** Start of Provided data **

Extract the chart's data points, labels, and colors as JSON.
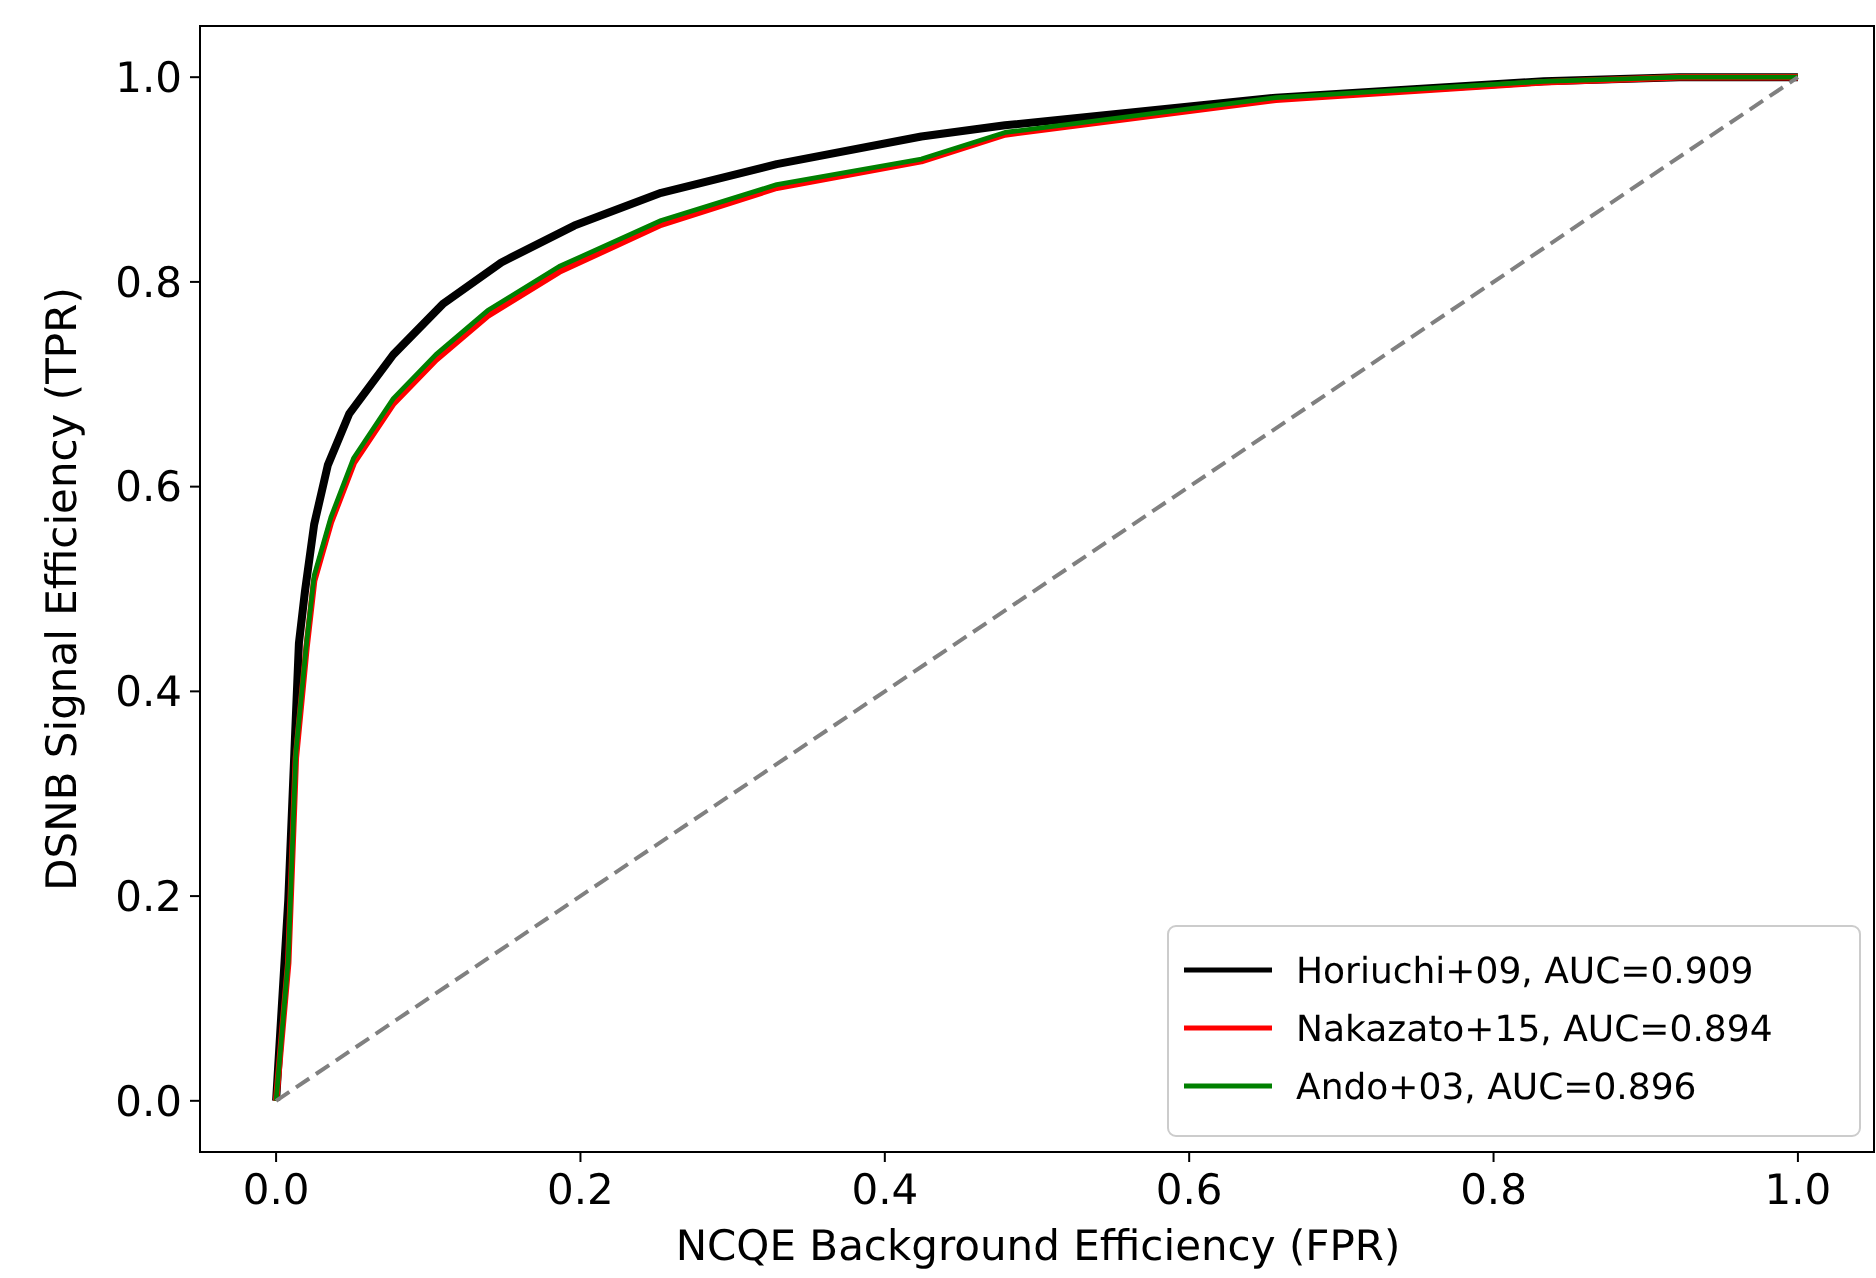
{
  "chart_data": {
    "type": "line",
    "xlabel": "NCQE Background Efficiency (FPR)",
    "ylabel": "DSNB Signal Efficiency (TPR)",
    "xlim": [
      -0.05,
      1.05
    ],
    "ylim": [
      -0.05,
      1.05
    ],
    "xticks": [
      {
        "value": 0,
        "label": "0.0"
      },
      {
        "value": 0.2,
        "label": "0.2"
      },
      {
        "value": 0.4,
        "label": "0.4"
      },
      {
        "value": 0.6,
        "label": "0.6"
      },
      {
        "value": 0.8,
        "label": "0.8"
      },
      {
        "value": 1,
        "label": "1.0"
      }
    ],
    "yticks": [
      {
        "value": 0,
        "label": "0.0"
      },
      {
        "value": 0.2,
        "label": "0.2"
      },
      {
        "value": 0.4,
        "label": "0.4"
      },
      {
        "value": 0.6,
        "label": "0.6"
      },
      {
        "value": 0.8,
        "label": "0.8"
      },
      {
        "value": 1,
        "label": "1.0"
      }
    ],
    "legend": "bottom right",
    "line_style": "solid",
    "series": [
      {
        "name": "Horiuchi+09, AUC=0.909",
        "color": "#000000",
        "x": [
          0,
          0.008,
          0.012,
          0.015,
          0.019,
          0.025,
          0.034,
          0.048,
          0.077,
          0.11,
          0.148,
          0.196,
          0.253,
          0.329,
          0.424,
          0.479,
          0.657,
          0.833,
          0.922,
          1
        ],
        "values": [
          0,
          0.196,
          0.34,
          0.447,
          0.498,
          0.563,
          0.621,
          0.671,
          0.729,
          0.779,
          0.819,
          0.855,
          0.887,
          0.915,
          0.942,
          0.953,
          0.98,
          0.996,
          1,
          1
        ]
      },
      {
        "name": "Nakazato+15, AUC=0.894",
        "color": "#ff0000",
        "x": [
          0,
          0.008,
          0.013,
          0.02,
          0.025,
          0.036,
          0.051,
          0.077,
          0.105,
          0.139,
          0.186,
          0.253,
          0.329,
          0.424,
          0.479,
          0.657,
          0.833,
          0.922,
          1
        ],
        "values": [
          0,
          0.135,
          0.335,
          0.443,
          0.508,
          0.565,
          0.623,
          0.681,
          0.724,
          0.767,
          0.81,
          0.856,
          0.892,
          0.918,
          0.944,
          0.978,
          0.995,
          1,
          1
        ]
      },
      {
        "name": "Ando+03, AUC=0.896",
        "color": "#008000",
        "x": [
          0,
          0.008,
          0.013,
          0.02,
          0.025,
          0.036,
          0.051,
          0.077,
          0.105,
          0.139,
          0.186,
          0.253,
          0.329,
          0.424,
          0.479,
          0.657,
          0.833,
          0.922,
          1
        ],
        "values": [
          0,
          0.138,
          0.34,
          0.447,
          0.513,
          0.57,
          0.628,
          0.686,
          0.729,
          0.772,
          0.815,
          0.86,
          0.895,
          0.92,
          0.946,
          0.98,
          0.996,
          1,
          1
        ]
      },
      {
        "color": "#808080",
        "line_style": "dashed",
        "x": [
          0,
          1
        ],
        "values": [
          0,
          1
        ]
      }
    ]
  }
}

** End of Provided data **

● **Short exercise**
Reproduce each line exactly, please, except for any pictures.

● **Response**
Extract the chart's data points, labels, and colors as JSON.
{
  "chart_data": {
    "type": "line",
    "xlabel": "NCQE Background Efficiency (FPR)",
    "ylabel": "DSNB Signal Efficiency (TPR)",
    "xlim": [
      -0.05,
      1.05
    ],
    "ylim": [
      -0.05,
      1.05
    ],
    "xticks": [
      {
        "value": 0,
        "label": "0.0"
      },
      {
        "value": 0.2,
        "label": "0.2"
      },
      {
        "value": 0.4,
        "label": "0.4"
      },
      {
        "value": 0.6,
        "label": "0.6"
      },
      {
        "value": 0.8,
        "label": "0.8"
      },
      {
        "value": 1,
        "label": "1.0"
      }
    ],
    "yticks": [
      {
        "value": 0,
        "label": "0.0"
      },
      {
        "value": 0.2,
        "label": "0.2"
      },
      {
        "value": 0.4,
        "label": "0.4"
      },
      {
        "value": 0.6,
        "label": "0.6"
      },
      {
        "value": 0.8,
        "label": "0.8"
      },
      {
        "value": 1,
        "label": "1.0"
      }
    ],
    "legend": "bottom right",
    "line_style": "solid",
    "series": [
      {
        "name": "Horiuchi+09, AUC=0.909",
        "color": "#000000",
        "x": [
          0,
          0.008,
          0.012,
          0.015,
          0.019,
          0.025,
          0.034,
          0.048,
          0.077,
          0.11,
          0.148,
          0.196,
          0.253,
          0.329,
          0.424,
          0.479,
          0.657,
          0.833,
          0.922,
          1
        ],
        "values": [
          0,
          0.196,
          0.34,
          0.447,
          0.498,
          0.563,
          0.621,
          0.671,
          0.729,
          0.779,
          0.819,
          0.855,
          0.887,
          0.915,
          0.942,
          0.953,
          0.98,
          0.996,
          1,
          1
        ]
      },
      {
        "name": "Nakazato+15, AUC=0.894",
        "color": "#ff0000",
        "x": [
          0,
          0.008,
          0.013,
          0.02,
          0.025,
          0.036,
          0.051,
          0.077,
          0.105,
          0.139,
          0.186,
          0.253,
          0.329,
          0.424,
          0.479,
          0.657,
          0.833,
          0.922,
          1
        ],
        "values": [
          0,
          0.135,
          0.335,
          0.443,
          0.508,
          0.565,
          0.623,
          0.681,
          0.724,
          0.767,
          0.81,
          0.856,
          0.892,
          0.918,
          0.944,
          0.978,
          0.995,
          1,
          1
        ]
      },
      {
        "name": "Ando+03, AUC=0.896",
        "color": "#008000",
        "x": [
          0,
          0.008,
          0.013,
          0.02,
          0.025,
          0.036,
          0.051,
          0.077,
          0.105,
          0.139,
          0.186,
          0.253,
          0.329,
          0.424,
          0.479,
          0.657,
          0.833,
          0.922,
          1
        ],
        "values": [
          0,
          0.138,
          0.34,
          0.447,
          0.513,
          0.57,
          0.628,
          0.686,
          0.729,
          0.772,
          0.815,
          0.86,
          0.895,
          0.92,
          0.946,
          0.98,
          0.996,
          1,
          1
        ]
      },
      {
        "color": "#808080",
        "line_style": "dashed",
        "x": [
          0,
          1
        ],
        "values": [
          0,
          1
        ]
      }
    ]
  }
}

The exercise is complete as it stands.